Information supplied:
━━━━━━━━━━━━━━━━━━━━

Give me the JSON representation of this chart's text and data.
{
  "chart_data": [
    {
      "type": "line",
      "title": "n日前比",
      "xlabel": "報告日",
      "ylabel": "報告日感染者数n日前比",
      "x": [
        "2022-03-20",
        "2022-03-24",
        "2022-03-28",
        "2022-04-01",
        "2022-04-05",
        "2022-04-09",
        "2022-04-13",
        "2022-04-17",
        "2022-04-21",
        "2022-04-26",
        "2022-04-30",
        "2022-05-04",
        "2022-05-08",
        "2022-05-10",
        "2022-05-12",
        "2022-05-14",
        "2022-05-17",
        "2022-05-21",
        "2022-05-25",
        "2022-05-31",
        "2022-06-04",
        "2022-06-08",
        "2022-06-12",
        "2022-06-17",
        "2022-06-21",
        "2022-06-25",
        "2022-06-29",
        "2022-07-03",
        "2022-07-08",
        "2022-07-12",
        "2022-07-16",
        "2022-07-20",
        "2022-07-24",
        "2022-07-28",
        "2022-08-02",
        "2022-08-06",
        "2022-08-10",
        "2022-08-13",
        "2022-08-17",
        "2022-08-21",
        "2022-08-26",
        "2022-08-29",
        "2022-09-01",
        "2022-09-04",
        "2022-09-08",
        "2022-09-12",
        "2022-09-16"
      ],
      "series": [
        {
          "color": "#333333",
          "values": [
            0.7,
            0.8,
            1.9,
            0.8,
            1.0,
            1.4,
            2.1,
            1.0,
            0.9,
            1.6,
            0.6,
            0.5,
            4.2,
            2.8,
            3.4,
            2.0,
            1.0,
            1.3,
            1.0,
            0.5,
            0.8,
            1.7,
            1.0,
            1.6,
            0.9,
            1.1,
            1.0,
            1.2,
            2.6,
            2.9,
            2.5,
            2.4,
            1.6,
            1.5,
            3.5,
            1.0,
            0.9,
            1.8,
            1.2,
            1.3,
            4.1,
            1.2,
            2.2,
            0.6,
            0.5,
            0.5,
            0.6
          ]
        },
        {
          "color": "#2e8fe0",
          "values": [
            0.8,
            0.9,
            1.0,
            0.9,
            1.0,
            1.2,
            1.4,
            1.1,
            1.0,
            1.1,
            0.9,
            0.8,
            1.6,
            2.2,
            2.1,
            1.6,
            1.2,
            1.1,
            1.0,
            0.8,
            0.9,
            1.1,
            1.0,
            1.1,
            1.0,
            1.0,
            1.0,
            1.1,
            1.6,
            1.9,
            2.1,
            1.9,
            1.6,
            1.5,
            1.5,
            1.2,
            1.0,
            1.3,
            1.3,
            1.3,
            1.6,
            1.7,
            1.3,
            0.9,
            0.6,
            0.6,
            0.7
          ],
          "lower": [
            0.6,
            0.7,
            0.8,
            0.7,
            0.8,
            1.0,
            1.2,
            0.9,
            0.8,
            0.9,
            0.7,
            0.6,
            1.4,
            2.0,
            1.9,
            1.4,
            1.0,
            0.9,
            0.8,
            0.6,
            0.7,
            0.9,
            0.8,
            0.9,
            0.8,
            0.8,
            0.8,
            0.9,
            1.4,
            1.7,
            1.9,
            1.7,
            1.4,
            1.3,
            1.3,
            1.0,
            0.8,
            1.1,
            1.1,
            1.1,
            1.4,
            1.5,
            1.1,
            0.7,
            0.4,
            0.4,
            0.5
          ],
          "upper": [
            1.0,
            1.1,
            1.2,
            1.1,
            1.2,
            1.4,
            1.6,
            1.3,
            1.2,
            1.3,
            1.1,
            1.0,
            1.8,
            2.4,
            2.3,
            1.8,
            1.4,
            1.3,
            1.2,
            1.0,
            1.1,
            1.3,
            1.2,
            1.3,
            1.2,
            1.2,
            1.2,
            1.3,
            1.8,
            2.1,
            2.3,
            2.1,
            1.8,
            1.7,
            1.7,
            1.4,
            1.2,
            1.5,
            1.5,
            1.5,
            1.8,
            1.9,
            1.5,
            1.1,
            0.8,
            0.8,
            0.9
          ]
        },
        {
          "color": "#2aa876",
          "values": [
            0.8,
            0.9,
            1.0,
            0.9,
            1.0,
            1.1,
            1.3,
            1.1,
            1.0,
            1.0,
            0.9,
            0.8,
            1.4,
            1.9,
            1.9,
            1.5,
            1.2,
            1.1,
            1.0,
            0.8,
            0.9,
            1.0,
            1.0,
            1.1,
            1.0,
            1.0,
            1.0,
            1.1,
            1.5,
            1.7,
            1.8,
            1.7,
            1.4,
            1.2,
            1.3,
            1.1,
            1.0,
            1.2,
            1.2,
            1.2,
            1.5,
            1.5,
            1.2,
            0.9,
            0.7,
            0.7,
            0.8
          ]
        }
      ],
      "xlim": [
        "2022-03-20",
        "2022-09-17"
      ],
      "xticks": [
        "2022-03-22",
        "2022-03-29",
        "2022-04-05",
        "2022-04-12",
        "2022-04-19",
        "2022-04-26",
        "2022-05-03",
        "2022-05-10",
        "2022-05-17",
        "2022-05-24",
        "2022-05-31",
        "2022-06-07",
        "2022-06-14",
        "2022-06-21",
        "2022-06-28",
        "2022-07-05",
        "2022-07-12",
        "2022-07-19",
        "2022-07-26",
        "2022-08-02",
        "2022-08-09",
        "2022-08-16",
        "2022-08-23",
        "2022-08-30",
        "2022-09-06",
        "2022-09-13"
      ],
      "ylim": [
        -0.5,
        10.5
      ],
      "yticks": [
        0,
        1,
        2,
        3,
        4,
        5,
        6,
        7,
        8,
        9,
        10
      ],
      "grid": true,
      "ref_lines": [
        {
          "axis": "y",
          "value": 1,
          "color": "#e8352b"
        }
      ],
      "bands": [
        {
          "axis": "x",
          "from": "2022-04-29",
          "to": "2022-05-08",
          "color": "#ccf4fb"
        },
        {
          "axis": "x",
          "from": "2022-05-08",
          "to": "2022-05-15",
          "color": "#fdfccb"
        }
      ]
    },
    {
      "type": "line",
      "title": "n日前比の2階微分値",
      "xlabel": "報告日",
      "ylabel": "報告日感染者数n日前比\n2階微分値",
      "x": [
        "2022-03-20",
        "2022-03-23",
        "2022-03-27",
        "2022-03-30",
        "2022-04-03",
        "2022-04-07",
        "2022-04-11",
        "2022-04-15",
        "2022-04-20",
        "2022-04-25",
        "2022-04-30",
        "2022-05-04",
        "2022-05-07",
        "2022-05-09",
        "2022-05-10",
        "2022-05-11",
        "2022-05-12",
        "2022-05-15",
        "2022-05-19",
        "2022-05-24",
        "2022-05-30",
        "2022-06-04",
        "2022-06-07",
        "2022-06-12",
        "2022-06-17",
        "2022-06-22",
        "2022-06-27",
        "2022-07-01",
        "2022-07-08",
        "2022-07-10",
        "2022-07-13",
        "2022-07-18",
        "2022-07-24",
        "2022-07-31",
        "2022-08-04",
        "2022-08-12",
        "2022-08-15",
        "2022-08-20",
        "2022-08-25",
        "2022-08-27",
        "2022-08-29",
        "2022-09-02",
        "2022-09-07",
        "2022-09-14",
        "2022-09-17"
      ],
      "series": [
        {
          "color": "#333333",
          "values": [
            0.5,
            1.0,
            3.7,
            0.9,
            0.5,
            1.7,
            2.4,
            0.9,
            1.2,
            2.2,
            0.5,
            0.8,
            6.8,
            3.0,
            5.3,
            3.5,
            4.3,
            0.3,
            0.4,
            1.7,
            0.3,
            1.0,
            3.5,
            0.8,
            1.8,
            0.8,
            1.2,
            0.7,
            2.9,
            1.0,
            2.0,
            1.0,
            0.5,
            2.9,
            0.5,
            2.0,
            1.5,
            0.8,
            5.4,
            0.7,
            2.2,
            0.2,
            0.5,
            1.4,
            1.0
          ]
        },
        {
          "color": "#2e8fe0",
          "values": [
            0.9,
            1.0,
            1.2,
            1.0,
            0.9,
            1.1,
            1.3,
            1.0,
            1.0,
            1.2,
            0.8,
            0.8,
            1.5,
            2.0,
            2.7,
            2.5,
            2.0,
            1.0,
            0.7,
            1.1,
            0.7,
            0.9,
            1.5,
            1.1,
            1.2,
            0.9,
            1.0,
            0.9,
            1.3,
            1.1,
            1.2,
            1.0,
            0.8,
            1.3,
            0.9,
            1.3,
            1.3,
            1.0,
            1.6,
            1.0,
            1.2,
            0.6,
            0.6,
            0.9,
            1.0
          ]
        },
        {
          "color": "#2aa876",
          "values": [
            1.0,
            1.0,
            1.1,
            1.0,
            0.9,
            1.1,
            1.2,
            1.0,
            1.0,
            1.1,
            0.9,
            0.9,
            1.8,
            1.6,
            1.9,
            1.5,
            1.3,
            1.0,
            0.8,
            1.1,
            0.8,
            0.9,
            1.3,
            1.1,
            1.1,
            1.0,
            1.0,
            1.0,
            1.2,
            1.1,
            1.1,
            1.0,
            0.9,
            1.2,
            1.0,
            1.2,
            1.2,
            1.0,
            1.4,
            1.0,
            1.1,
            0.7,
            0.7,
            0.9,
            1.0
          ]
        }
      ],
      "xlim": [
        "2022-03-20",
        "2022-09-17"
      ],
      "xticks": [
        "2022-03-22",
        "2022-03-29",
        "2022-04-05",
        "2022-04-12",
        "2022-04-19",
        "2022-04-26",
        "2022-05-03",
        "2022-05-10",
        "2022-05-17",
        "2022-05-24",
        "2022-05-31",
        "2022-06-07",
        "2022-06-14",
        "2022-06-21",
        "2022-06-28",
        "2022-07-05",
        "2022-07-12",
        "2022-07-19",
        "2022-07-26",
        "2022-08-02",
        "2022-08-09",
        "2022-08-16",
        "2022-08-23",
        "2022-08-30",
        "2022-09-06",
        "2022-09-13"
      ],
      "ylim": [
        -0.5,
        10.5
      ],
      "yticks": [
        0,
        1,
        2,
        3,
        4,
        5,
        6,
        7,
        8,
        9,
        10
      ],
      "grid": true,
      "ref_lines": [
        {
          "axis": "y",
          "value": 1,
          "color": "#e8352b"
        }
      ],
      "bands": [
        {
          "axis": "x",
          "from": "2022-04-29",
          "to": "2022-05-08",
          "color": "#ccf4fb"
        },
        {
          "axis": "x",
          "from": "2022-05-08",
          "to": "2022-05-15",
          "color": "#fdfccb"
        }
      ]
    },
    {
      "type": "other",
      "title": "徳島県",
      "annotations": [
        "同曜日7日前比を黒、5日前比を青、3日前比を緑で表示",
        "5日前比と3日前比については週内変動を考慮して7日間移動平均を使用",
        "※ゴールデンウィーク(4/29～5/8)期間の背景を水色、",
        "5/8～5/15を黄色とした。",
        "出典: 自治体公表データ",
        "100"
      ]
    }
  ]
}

━━━━━━━━━━━━━━━━━━━━

Problem to work on:
Give the number of lines in the records that contain the string "報告日感染者数n日前比", and nothing besides.

Response to the task:
2